# Jajko... tylko jakie?

## manwe_

Od dłuższego czasu siedzę na 2.6.19-beyond2 i dzisiaj stwierdziłem, że trzeba by przetestować jakieś nowsze. Powstał tylko problem jakie, ponieważ beyond został zamknięty w maju. Z jednej strony potrzebuję splash - np. gentoo-sources, ale z drugiej staircase [SCHED_IDLEPRIO jest przydatny] czyli ck-sources. Beyond miał obydwa dodatki. Wiadomo, mogę wybrać jedno z nich i nakładać patch'e ręcznie, ale może zna ktoś z was jeszcze jakiś patchset godny uwagi, który zaoszczędzi mi zabawy.

----------

## SlashBeast

Nakładanie patchy nie jest ani trudne ani czasochłonne. Na ck-source nakładne jest odrazu genpatches base więc możesz z palca nałozyć genpatches extra i bedziesz miał w jednym ck+gentoo-source.

----------

## manwe_

Oj, ja nie twierdzę, że jest [tylko po co robić coś co ktoś już zrobił?]. Bardziej chodziło mi o to, czy ktoś zna jeszcze jakichś patchset godny uwagi. Nie jest ich mało, a na taki beyond trafiłem zupełnie przypadkowo.

Polecenie: Rozwiń wątek o zestawach łatek do jądra, dopisując kolejne wypowiedzi po ostatnim poście. Materiał nie ma związku z wątkiem o zestawach łatek do jądra.

Dane do analizy:
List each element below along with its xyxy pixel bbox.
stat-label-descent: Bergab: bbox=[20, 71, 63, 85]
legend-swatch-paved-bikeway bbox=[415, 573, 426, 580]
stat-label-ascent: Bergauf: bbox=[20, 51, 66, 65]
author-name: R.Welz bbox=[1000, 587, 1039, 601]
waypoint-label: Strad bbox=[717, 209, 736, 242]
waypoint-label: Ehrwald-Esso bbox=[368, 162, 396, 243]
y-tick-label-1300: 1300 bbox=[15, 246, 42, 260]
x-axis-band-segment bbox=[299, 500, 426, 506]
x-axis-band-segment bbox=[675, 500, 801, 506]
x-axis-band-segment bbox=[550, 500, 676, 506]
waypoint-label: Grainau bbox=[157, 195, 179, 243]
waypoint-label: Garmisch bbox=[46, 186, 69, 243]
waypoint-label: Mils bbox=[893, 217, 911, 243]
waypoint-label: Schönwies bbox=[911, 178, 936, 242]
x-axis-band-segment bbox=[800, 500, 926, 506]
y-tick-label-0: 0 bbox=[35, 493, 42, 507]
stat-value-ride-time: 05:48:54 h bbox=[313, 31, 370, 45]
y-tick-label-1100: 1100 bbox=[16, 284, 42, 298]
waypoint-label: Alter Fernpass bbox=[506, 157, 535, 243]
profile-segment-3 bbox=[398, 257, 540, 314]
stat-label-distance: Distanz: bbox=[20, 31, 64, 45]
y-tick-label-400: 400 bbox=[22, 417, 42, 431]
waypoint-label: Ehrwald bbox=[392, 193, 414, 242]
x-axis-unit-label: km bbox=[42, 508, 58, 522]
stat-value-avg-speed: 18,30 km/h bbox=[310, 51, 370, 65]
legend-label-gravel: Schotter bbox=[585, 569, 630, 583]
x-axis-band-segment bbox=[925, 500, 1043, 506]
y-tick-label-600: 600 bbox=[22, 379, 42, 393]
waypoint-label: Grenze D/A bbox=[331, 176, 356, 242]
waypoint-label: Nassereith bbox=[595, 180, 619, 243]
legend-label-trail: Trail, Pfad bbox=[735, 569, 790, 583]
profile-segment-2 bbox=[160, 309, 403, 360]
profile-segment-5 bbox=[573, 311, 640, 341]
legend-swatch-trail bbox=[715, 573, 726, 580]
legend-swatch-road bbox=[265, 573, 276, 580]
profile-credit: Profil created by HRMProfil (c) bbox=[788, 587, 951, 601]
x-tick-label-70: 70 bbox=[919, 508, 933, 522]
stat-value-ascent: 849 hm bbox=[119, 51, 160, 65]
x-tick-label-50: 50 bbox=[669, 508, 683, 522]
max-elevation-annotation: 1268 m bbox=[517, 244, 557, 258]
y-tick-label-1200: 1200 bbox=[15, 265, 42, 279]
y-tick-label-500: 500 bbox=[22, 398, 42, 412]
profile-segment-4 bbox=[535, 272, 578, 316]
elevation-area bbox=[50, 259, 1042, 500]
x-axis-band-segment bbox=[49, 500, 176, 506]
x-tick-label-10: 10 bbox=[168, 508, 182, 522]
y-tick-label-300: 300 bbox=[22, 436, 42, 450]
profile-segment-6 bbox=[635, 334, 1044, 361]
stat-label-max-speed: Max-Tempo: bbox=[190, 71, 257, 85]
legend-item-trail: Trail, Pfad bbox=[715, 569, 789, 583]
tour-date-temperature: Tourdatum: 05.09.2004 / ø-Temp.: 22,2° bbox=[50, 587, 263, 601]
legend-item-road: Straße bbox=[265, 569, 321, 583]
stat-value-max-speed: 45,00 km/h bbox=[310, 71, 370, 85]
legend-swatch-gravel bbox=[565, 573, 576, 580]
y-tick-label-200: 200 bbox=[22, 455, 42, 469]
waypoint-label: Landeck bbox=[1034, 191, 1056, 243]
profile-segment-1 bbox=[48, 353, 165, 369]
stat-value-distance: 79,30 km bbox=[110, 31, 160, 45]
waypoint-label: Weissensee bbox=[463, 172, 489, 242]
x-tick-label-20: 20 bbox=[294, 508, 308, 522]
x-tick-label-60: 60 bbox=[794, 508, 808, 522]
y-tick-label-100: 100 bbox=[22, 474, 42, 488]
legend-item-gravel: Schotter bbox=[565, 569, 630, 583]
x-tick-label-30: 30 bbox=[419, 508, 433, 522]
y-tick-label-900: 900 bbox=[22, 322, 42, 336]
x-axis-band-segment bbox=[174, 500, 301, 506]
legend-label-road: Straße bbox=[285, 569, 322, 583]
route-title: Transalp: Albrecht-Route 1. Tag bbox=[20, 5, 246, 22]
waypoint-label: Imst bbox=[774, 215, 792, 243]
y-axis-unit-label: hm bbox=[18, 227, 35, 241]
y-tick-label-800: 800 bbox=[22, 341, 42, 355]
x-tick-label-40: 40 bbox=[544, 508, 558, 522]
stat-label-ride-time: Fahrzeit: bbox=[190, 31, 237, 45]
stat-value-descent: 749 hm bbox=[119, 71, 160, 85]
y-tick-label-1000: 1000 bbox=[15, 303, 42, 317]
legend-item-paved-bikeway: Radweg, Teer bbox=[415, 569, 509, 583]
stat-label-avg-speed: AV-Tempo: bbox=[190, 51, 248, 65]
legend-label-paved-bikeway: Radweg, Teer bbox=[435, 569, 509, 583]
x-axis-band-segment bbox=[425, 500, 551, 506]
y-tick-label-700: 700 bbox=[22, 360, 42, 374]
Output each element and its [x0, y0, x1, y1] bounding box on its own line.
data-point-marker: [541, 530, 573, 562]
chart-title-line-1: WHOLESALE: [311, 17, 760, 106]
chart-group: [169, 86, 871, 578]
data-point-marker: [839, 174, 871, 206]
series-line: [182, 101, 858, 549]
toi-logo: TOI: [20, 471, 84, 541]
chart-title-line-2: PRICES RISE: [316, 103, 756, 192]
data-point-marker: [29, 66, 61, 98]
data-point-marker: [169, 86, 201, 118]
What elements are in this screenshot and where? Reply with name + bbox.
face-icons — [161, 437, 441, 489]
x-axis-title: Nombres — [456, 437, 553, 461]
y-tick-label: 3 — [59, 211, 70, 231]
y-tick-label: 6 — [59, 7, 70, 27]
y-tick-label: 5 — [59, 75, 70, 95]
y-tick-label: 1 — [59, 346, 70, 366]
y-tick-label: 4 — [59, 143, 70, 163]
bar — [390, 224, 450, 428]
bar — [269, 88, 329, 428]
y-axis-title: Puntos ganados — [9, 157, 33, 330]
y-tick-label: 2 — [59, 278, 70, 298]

Wynik zadania:
----------

## przemos

Po co zmieniać coś co się sprawdza  :Smile: 

```

$ uname -r

2.6.17-emission8
```

----------

## v7n

od jakiegoś czasu korzystam z rt-sources z pro-audio overlay ( via layman ). ciekaw jestem kiedy zacznę wykorzystywać jego możliwości  :Smile: 

PS splash tam chyba jest ( widzialem jakies opcje w konfigu jajka i nawet jakas flage USE do tego ). co się tyczy tego drugiego - grep nie wyłapał tego w .config, więc raczej nie ma.

----------

## Lord_Raven

z tego co wiem to 2.6.22 jest ostatnia wersja ck-source jaka wyszla, a jego fjuczery maja zostac wstawione do vanilli

----------

## Belliash

 *Lord_Raven wrote:*   

> z tego co wiem to 2.6.22 jest ostatnia wersja ck-source jaka wyszla, a jego fjuczery maja zostac wstawione do vanilli

 

jestes pewien?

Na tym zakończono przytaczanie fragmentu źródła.